**What the task asks**
Reproduce the records below exactly, leaving out any pictures.

**Information provided**
○ ○ ○ ○

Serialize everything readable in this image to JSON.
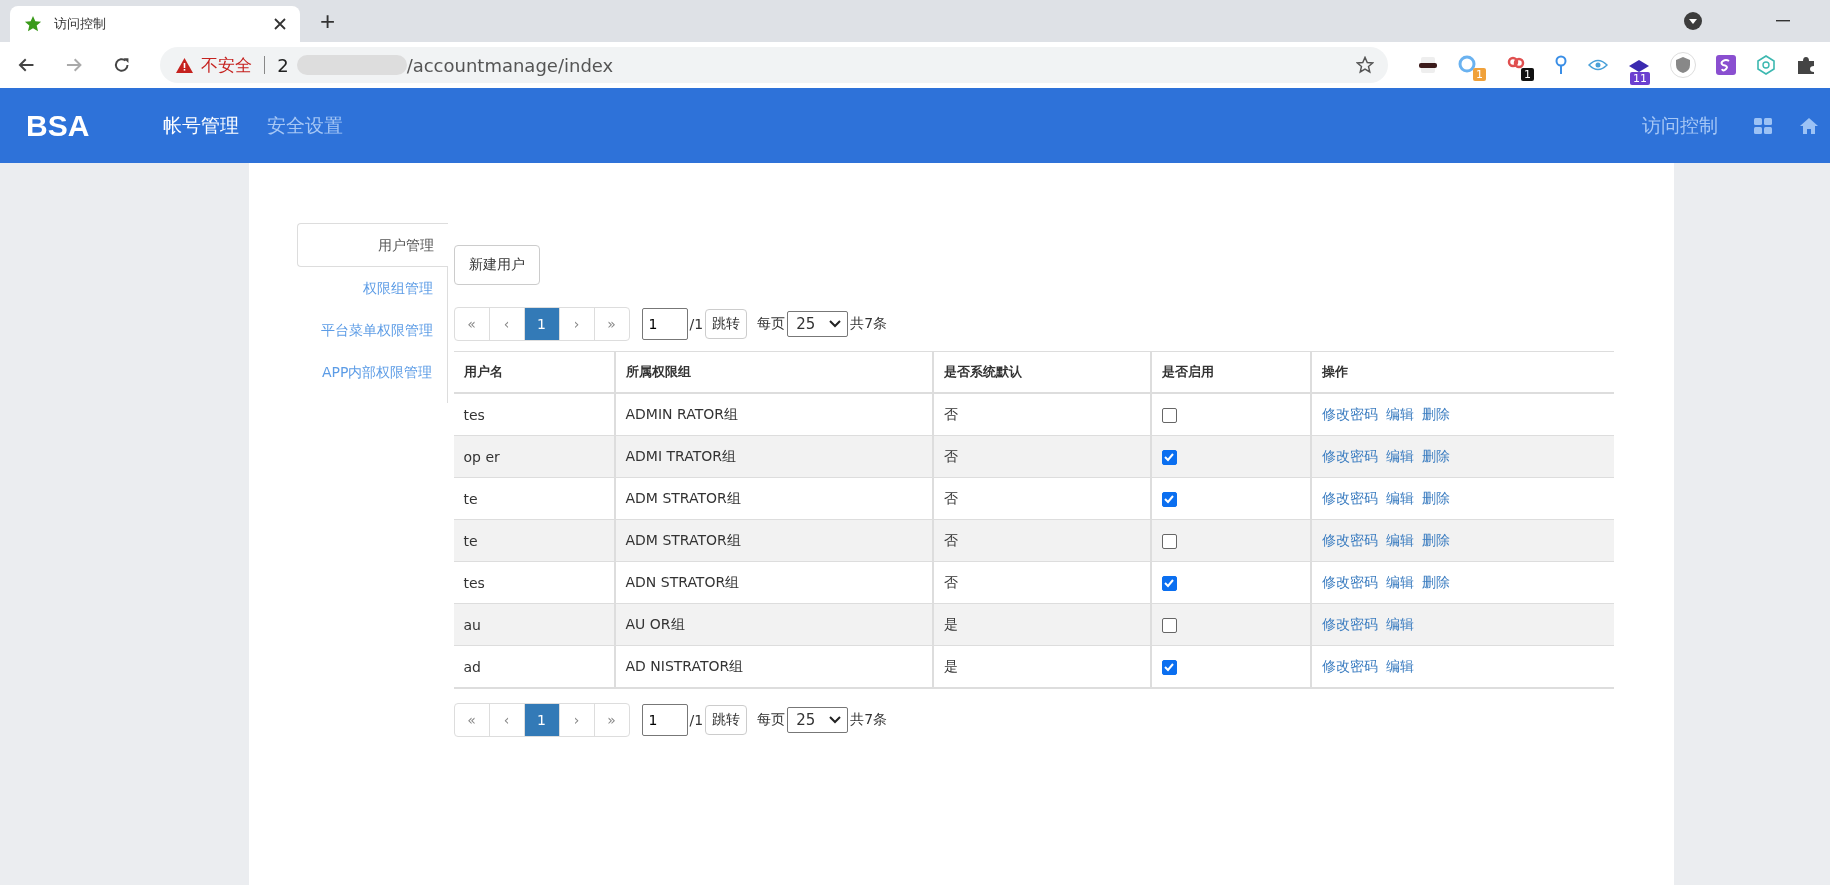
{
  "browser": {
    "tab_title": "访问控制",
    "new_tab": "+",
    "url_warning": "不安全",
    "url_host": "2",
    "url_path": "/accountmanage/index",
    "extension_badges": [
      "1",
      "1",
      "11"
    ]
  },
  "header": {
    "logo": "BSA",
    "nav": [
      {
        "label": "帐号管理",
        "selected": true
      },
      {
        "label": "安全设置",
        "selected": false
      }
    ],
    "right_link": "访问控制"
  },
  "sidebar": {
    "items": [
      {
        "label": "用户管理",
        "selected": true
      },
      {
        "label": "权限组管理",
        "selected": false
      },
      {
        "label": "平台菜单权限管理",
        "selected": false
      },
      {
        "label": "APP内部权限管理",
        "selected": false
      }
    ]
  },
  "new_user_button": "新建用户",
  "paginations": [
    {
      "first": "«",
      "prev": "‹",
      "page": "1",
      "next": "›",
      "last": "»",
      "page_input": "1",
      "total_pages": "/1",
      "jump": "跳转",
      "per_page_label": "每页",
      "per_page": "25",
      "total": "共7条"
    },
    {
      "first": "«",
      "prev": "‹",
      "page": "1",
      "next": "›",
      "last": "»",
      "page_input": "1",
      "total_pages": "/1",
      "jump": "跳转",
      "per_page_label": "每页",
      "per_page": "25",
      "total": "共7条"
    }
  ],
  "table": {
    "columns": [
      "用户名",
      "所属权限组",
      "是否系统默认",
      "是否启用",
      "操作"
    ],
    "rows": [
      {
        "username": "tes",
        "group": "ADMIN RATOR组",
        "default": "否",
        "enabled": false,
        "actions": [
          "修改密码",
          "编辑",
          "删除"
        ]
      },
      {
        "username": "op er",
        "group": "ADMI TRATOR组",
        "default": "否",
        "enabled": true,
        "actions": [
          "修改密码",
          "编辑",
          "删除"
        ]
      },
      {
        "username": "te",
        "group": "ADM STRATOR组",
        "default": "否",
        "enabled": true,
        "actions": [
          "修改密码",
          "编辑",
          "删除"
        ]
      },
      {
        "username": "te",
        "group": "ADM STRATOR组",
        "default": "否",
        "enabled": false,
        "actions": [
          "修改密码",
          "编辑",
          "删除"
        ]
      },
      {
        "username": "tes",
        "group": "ADN STRATOR组",
        "default": "否",
        "enabled": true,
        "actions": [
          "修改密码",
          "编辑",
          "删除"
        ]
      },
      {
        "username": "au",
        "group": "AU OR组",
        "default": "是",
        "enabled": false,
        "actions": [
          "修改密码",
          "编辑"
        ]
      },
      {
        "username": "ad",
        "group": "AD NISTRATOR组",
        "default": "是",
        "enabled": true,
        "actions": [
          "修改密码",
          "编辑"
        ]
      }
    ]
  }
}
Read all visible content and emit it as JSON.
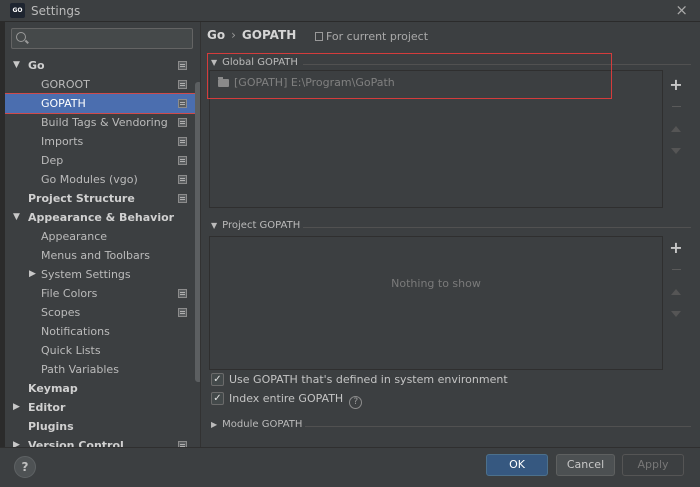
{
  "window": {
    "title": "Settings",
    "app_icon_text": "GO"
  },
  "search": {
    "placeholder": ""
  },
  "sidebar": {
    "items": [
      {
        "label": "Go",
        "bold": true,
        "level": 0,
        "arrow": "down",
        "proj": true
      },
      {
        "label": "GOROOT",
        "level": 1,
        "proj": true
      },
      {
        "label": "GOPATH",
        "level": 1,
        "proj": true,
        "selected": true
      },
      {
        "label": "Build Tags & Vendoring",
        "level": 1,
        "proj": true
      },
      {
        "label": "Imports",
        "level": 1,
        "proj": true
      },
      {
        "label": "Dep",
        "level": 1,
        "proj": true
      },
      {
        "label": "Go Modules (vgo)",
        "level": 1,
        "proj": true
      },
      {
        "label": "Project Structure",
        "bold": true,
        "level": 0,
        "proj": true
      },
      {
        "label": "Appearance & Behavior",
        "bold": true,
        "level": 0,
        "arrow": "down"
      },
      {
        "label": "Appearance",
        "level": 1
      },
      {
        "label": "Menus and Toolbars",
        "level": 1
      },
      {
        "label": "System Settings",
        "level": 1,
        "arrow": "right"
      },
      {
        "label": "File Colors",
        "level": 1,
        "proj": true
      },
      {
        "label": "Scopes",
        "level": 1,
        "proj": true
      },
      {
        "label": "Notifications",
        "level": 1
      },
      {
        "label": "Quick Lists",
        "level": 1
      },
      {
        "label": "Path Variables",
        "level": 1
      },
      {
        "label": "Keymap",
        "bold": true,
        "level": 0
      },
      {
        "label": "Editor",
        "bold": true,
        "level": 0,
        "arrow": "right"
      },
      {
        "label": "Plugins",
        "bold": true,
        "level": 0
      },
      {
        "label": "Version Control",
        "bold": true,
        "level": 0,
        "arrow": "right",
        "proj": true
      }
    ]
  },
  "content": {
    "breadcrumb": {
      "parent": "Go",
      "separator": "›",
      "current": "GOPATH"
    },
    "scope_label": "For current project",
    "global_section": {
      "title": "Global GOPATH",
      "entries": [
        "[GOPATH] E:\\Program\\GoPath"
      ]
    },
    "project_section": {
      "title": "Project GOPATH",
      "empty_text": "Nothing to show"
    },
    "options": {
      "use_system_gopath": {
        "label": "Use GOPATH that's defined in system environment",
        "checked": true
      },
      "index_entire_gopath": {
        "label": "Index entire GOPATH",
        "checked": true
      }
    },
    "module_section": {
      "title": "Module GOPATH"
    },
    "side_buttons": {
      "add": "+",
      "remove": "−"
    }
  },
  "footer": {
    "help": "?",
    "ok": "OK",
    "cancel": "Cancel",
    "apply": "Apply"
  },
  "colors": {
    "background": "#3c3f41",
    "selection": "#4b6eaf",
    "ok_button": "#365880",
    "highlight_box": "#d43c3c"
  }
}
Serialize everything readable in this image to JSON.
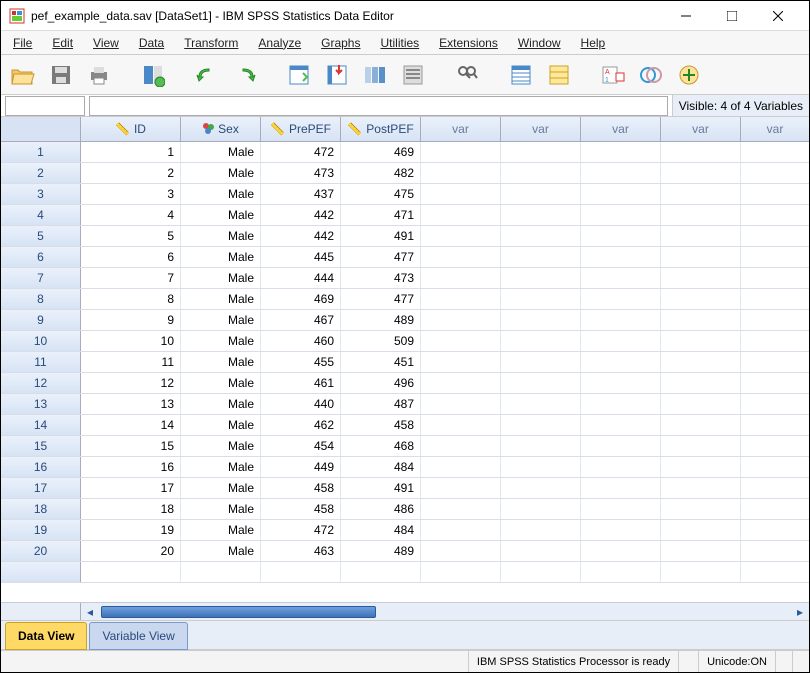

○ ○ ○ ○

**Written response**
Serialize everything readable in this image to JSON.
{
  "browser": {
    "tab_title": "访问控制",
    "new_tab": "+",
    "url_warning": "不安全",
    "url_host": "2",
    "url_path": "/accountmanage/index",
    "extension_badges": [
      "1",
      "1",
      "11"
    ]
  },
  "header": {
    "logo": "BSA",
    "nav": [
      {
        "label": "帐号管理",
        "selected": true
      },
      {
        "label": "安全设置",
        "selected": false
      }
    ],
    "right_link": "访问控制"
  },
  "sidebar": {
    "items": [
      {
        "label": "用户管理",
        "selected": true
      },
      {
        "label": "权限组管理",
        "selected": false
      },
      {
        "label": "平台菜单权限管理",
        "selected": false
      },
      {
        "label": "APP内部权限管理",
        "selected": false
      }
    ]
  },
  "new_user_button": "新建用户",
  "paginations": [
    {
      "first": "«",
      "prev": "‹",
      "page": "1",
      "next": "›",
      "last": "»",
      "page_input": "1",
      "total_pages": "/1",
      "jump": "跳转",
      "per_page_label": "每页",
      "per_page": "25",
      "total": "共7条"
    },
    {
      "first": "«",
      "prev": "‹",
      "page": "1",
      "next": "›",
      "last": "»",
      "page_input": "1",
      "total_pages": "/1",
      "jump": "跳转",
      "per_page_label": "每页",
      "per_page": "25",
      "total": "共7条"
    }
  ],
  "table": {
    "columns": [
      "用户名",
      "所属权限组",
      "是否系统默认",
      "是否启用",
      "操作"
    ],
    "rows": [
      {
        "username": "tes",
        "group": "ADMIN RATOR组",
        "default": "否",
        "enabled": false,
        "actions": [
          "修改密码",
          "编辑",
          "删除"
        ]
      },
      {
        "username": "op er",
        "group": "ADMI TRATOR组",
        "default": "否",
        "enabled": true,
        "actions": [
          "修改密码",
          "编辑",
          "删除"
        ]
      },
      {
        "username": "te",
        "group": "ADM STRATOR组",
        "default": "否",
        "enabled": true,
        "actions": [
          "修改密码",
          "编辑",
          "删除"
        ]
      },
      {
        "username": "te",
        "group": "ADM STRATOR组",
        "default": "否",
        "enabled": false,
        "actions": [
          "修改密码",
          "编辑",
          "删除"
        ]
      },
      {
        "username": "tes",
        "group": "ADN STRATOR组",
        "default": "否",
        "enabled": true,
        "actions": [
          "修改密码",
          "编辑",
          "删除"
        ]
      },
      {
        "username": "au",
        "group": "AU OR组",
        "default": "是",
        "enabled": false,
        "actions": [
          "修改密码",
          "编辑"
        ]
      },
      {
        "username": "ad",
        "group": "AD NISTRATOR组",
        "default": "是",
        "enabled": true,
        "actions": [
          "修改密码",
          "编辑"
        ]
      }
    ]
  }
}
Read all visible content and emit it as JSON.
{
  "window": {
    "title": "Settings",
    "app_icon_text": "GO"
  },
  "search": {
    "placeholder": ""
  },
  "sidebar": {
    "items": [
      {
        "label": "Go",
        "bold": true,
        "level": 0,
        "arrow": "down",
        "proj": true
      },
      {
        "label": "GOROOT",
        "level": 1,
        "proj": true
      },
      {
        "label": "GOPATH",
        "level": 1,
        "proj": true,
        "selected": true
      },
      {
        "label": "Build Tags & Vendoring",
        "level": 1,
        "proj": true
      },
      {
        "label": "Imports",
        "level": 1,
        "proj": true
      },
      {
        "label": "Dep",
        "level": 1,
        "proj": true
      },
      {
        "label": "Go Modules (vgo)",
        "level": 1,
        "proj": true
      },
      {
        "label": "Project Structure",
        "bold": true,
        "level": 0,
        "proj": true
      },
      {
        "label": "Appearance & Behavior",
        "bold": true,
        "level": 0,
        "arrow": "down"
      },
      {
        "label": "Appearance",
        "level": 1
      },
      {
        "label": "Menus and Toolbars",
        "level": 1
      },
      {
        "label": "System Settings",
        "level": 1,
        "arrow": "right"
      },
      {
        "label": "File Colors",
        "level": 1,
        "proj": true
      },
      {
        "label": "Scopes",
        "level": 1,
        "proj": true
      },
      {
        "label": "Notifications",
        "level": 1
      },
      {
        "label": "Quick Lists",
        "level": 1
      },
      {
        "label": "Path Variables",
        "level": 1
      },
      {
        "label": "Keymap",
        "bold": true,
        "level": 0
      },
      {
        "label": "Editor",
        "bold": true,
        "level": 0,
        "arrow": "right"
      },
      {
        "label": "Plugins",
        "bold": true,
        "level": 0
      },
      {
        "label": "Version Control",
        "bold": true,
        "level": 0,
        "arrow": "right",
        "proj": true
      }
    ]
  },
  "content": {
    "breadcrumb": {
      "parent": "Go",
      "separator": "›",
      "current": "GOPATH"
    },
    "scope_label": "For current project",
    "global_section": {
      "title": "Global GOPATH",
      "entries": [
        "[GOPATH] E:\\Program\\GoPath"
      ]
    },
    "project_section": {
      "title": "Project GOPATH",
      "empty_text": "Nothing to show"
    },
    "options": {
      "use_system_gopath": {
        "label": "Use GOPATH that's defined in system environment",
        "checked": true
      },
      "index_entire_gopath": {
        "label": "Index entire GOPATH",
        "checked": true
      }
    },
    "module_section": {
      "title": "Module GOPATH"
    },
    "side_buttons": {
      "add": "+",
      "remove": "−"
    }
  },
  "footer": {
    "help": "?",
    "ok": "OK",
    "cancel": "Cancel",
    "apply": "Apply"
  },
  "colors": {
    "background": "#3c3f41",
    "selection": "#4b6eaf",
    "ok_button": "#365880",
    "highlight_box": "#d43c3c"
  }
}
Serialize everything readable in this image to JSON.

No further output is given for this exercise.